For some reason I always expect January to be a relatively low intensity month in which some leisurely research and reading can be achieved, but it has never worked out that way. Aside from the usual flurry of marking of last semester’s final assignments and teaching preparation for the coming semester, two projects related to the Drinking Studies Network I run have been keeping me busy. And both have been keeping the issue of alcohol and authenticity at the forefront of my mind.
First, with my co-editor Mark Hailwood, I’ve been dealing with the final copy-editing and proofs of an edited volume that grew out of this Drinking Studies Network’s last conference, “Biographies of Drink” back in 2013. One of the chapters directly confronted issues of authenticity – a chapter called “More Than Just A Shop That Sells Beer? J. D. Wetherspoon And The Pub Authenticity-Value Aesthetic” by independent scholars Christopher Rountree and Rupert Ackroyd, which I’ll write about more in a separate post. But authenticity actually emerged as an underlying theme throughout several chapters in the volume, whether it was about experiencing a sense of authenticity through connecting with past practices of alcohol consumption or production, experiencing a more authentic version of the self through alcoholic hedonism, or a particular alcoholic beverage or drinking place acting as a symbolic cypher for the “real” past, homeland or culture.

INFORMATION PROVIDED:
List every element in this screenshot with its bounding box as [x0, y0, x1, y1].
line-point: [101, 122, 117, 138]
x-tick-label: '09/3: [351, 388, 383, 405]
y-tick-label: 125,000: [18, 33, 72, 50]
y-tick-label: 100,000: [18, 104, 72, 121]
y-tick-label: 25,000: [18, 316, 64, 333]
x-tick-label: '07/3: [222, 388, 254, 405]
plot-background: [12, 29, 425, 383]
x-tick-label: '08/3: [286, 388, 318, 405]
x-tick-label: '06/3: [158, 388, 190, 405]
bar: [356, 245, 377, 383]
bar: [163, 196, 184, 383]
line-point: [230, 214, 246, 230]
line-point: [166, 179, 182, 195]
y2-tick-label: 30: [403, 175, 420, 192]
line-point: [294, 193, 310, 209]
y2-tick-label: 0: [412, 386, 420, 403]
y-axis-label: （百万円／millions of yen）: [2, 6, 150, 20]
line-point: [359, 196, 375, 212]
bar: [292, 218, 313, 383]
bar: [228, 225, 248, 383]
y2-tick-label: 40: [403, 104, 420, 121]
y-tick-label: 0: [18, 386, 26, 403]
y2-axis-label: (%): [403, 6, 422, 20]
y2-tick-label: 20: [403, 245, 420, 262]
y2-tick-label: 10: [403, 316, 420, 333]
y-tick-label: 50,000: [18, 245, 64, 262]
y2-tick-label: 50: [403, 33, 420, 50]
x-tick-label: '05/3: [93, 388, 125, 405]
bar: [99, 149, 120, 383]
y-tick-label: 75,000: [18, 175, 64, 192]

WHAT YOU WILL DO:
a) Based on the passage about drinking and authenticity, do these statements agree with it? (i) The "Biographies of Drink" conference took place in 2013. (ii) The writer edited the volume without a co-editor. (iii) January usually turns out to be a low intensity month for the writer. For each, answer yes or no and quote the words from the passage that settle it.
b) Write out again, word for word, the lines of the records from the first line of the records through the line that has "bar: [228, 225, 248, 383]", including both of those lines.

SOLUTIONS FOR EACH TASK:
a)
(i) Yes: "“Biographies of Drink” back in 2013"
(ii) No: "with my co-editor Mark Hailwood"
(iii) No: "it has never worked out that way"

b)
List every element in this screenshot with its bounding box as [x0, y0, x1, y1].
line-point: [101, 122, 117, 138]
x-tick-label: '09/3: [351, 388, 383, 405]
y-tick-label: 125,000: [18, 33, 72, 50]
y-tick-label: 100,000: [18, 104, 72, 121]
y-tick-label: 25,000: [18, 316, 64, 333]
x-tick-label: '07/3: [222, 388, 254, 405]
plot-background: [12, 29, 425, 383]
x-tick-label: '08/3: [286, 388, 318, 405]
x-tick-label: '06/3: [158, 388, 190, 405]
bar: [356, 245, 377, 383]
bar: [163, 196, 184, 383]
line-point: [230, 214, 246, 230]
line-point: [166, 179, 182, 195]
y2-tick-label: 30: [403, 175, 420, 192]
line-point: [294, 193, 310, 209]
y2-tick-label: 0: [412, 386, 420, 403]
y-axis-label: （百万円／millions of yen）: [2, 6, 150, 20]
line-point: [359, 196, 375, 212]
bar: [292, 218, 313, 383]
bar: [228, 225, 248, 383]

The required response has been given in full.